**Aim of the task**
The records below must be duplicated exactly, character for character.

* BEGIN Supplied entries *

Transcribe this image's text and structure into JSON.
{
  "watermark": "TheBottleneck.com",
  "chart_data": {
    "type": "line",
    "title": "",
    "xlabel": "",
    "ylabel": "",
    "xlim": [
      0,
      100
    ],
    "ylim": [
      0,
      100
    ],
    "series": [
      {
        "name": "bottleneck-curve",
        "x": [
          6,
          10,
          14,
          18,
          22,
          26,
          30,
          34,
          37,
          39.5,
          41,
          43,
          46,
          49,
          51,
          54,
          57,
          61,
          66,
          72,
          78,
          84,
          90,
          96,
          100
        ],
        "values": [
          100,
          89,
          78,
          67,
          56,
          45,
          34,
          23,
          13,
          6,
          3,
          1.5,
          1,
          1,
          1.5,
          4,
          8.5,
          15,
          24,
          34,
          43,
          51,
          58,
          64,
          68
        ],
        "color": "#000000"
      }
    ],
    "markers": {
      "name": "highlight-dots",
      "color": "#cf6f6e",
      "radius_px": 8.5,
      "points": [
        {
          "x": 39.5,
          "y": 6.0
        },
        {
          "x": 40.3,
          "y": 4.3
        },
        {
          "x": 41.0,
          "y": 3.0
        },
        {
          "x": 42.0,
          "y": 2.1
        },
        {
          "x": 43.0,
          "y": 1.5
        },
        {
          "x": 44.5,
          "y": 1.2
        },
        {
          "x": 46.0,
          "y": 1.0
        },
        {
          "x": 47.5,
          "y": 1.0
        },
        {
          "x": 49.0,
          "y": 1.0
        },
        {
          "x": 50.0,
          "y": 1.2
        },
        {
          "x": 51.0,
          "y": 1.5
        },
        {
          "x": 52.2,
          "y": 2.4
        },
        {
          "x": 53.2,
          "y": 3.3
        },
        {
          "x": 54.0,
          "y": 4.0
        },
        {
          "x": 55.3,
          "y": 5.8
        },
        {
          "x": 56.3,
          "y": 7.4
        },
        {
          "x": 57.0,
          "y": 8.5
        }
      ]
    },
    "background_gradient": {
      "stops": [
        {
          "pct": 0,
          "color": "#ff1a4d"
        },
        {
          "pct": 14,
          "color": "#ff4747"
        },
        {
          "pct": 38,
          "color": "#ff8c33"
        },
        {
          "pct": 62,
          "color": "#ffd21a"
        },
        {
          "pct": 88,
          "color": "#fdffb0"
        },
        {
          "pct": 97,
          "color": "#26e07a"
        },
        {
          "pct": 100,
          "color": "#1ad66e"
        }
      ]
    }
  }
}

* END Supplied entries *

**Output**
Transcribe this image's text and structure into JSON.
{
  "watermark": "TheBottleneck.com",
  "chart_data": {
    "type": "line",
    "title": "",
    "xlabel": "",
    "ylabel": "",
    "xlim": [
      0,
      100
    ],
    "ylim": [
      0,
      100
    ],
    "series": [
      {
        "name": "bottleneck-curve",
        "x": [
          6,
          10,
          14,
          18,
          22,
          26,
          30,
          34,
          37,
          39.5,
          41,
          43,
          46,
          49,
          51,
          54,
          57,
          61,
          66,
          72,
          78,
          84,
          90,
          96,
          100
        ],
        "values": [
          100,
          89,
          78,
          67,
          56,
          45,
          34,
          23,
          13,
          6,
          3,
          1.5,
          1,
          1,
          1.5,
          4,
          8.5,
          15,
          24,
          34,
          43,
          51,
          58,
          64,
          68
        ],
        "color": "#000000"
      }
    ],
    "markers": {
      "name": "highlight-dots",
      "color": "#cf6f6e",
      "radius_px": 8.5,
      "points": [
        {
          "x": 39.5,
          "y": 6.0
        },
        {
          "x": 40.3,
          "y": 4.3
        },
        {
          "x": 41.0,
          "y": 3.0
        },
        {
          "x": 42.0,
          "y": 2.1
        },
        {
          "x": 43.0,
          "y": 1.5
        },
        {
          "x": 44.5,
          "y": 1.2
        },
        {
          "x": 46.0,
          "y": 1.0
        },
        {
          "x": 47.5,
          "y": 1.0
        },
        {
          "x": 49.0,
          "y": 1.0
        },
        {
          "x": 50.0,
          "y": 1.2
        },
        {
          "x": 51.0,
          "y": 1.5
        },
        {
          "x": 52.2,
          "y": 2.4
        },
        {
          "x": 53.2,
          "y": 3.3
        },
        {
          "x": 54.0,
          "y": 4.0
        },
        {
          "x": 55.3,
          "y": 5.8
        },
        {
          "x": 56.3,
          "y": 7.4
        },
        {
          "x": 57.0,
          "y": 8.5
        }
      ]
    },
    "background_gradient": {
      "stops": [
        {
          "pct": 0,
          "color": "#ff1a4d"
        },
        {
          "pct": 14,
          "color": "#ff4747"
        },
        {
          "pct": 38,
          "color": "#ff8c33"
        },
        {
          "pct": 62,
          "color": "#ffd21a"
        },
        {
          "pct": 88,
          "color": "#fdffb0"
        },
        {
          "pct": 97,
          "color": "#26e07a"
        },
        {
          "pct": 100,
          "color": "#1ad66e"
        }
      ]
    }
  }
}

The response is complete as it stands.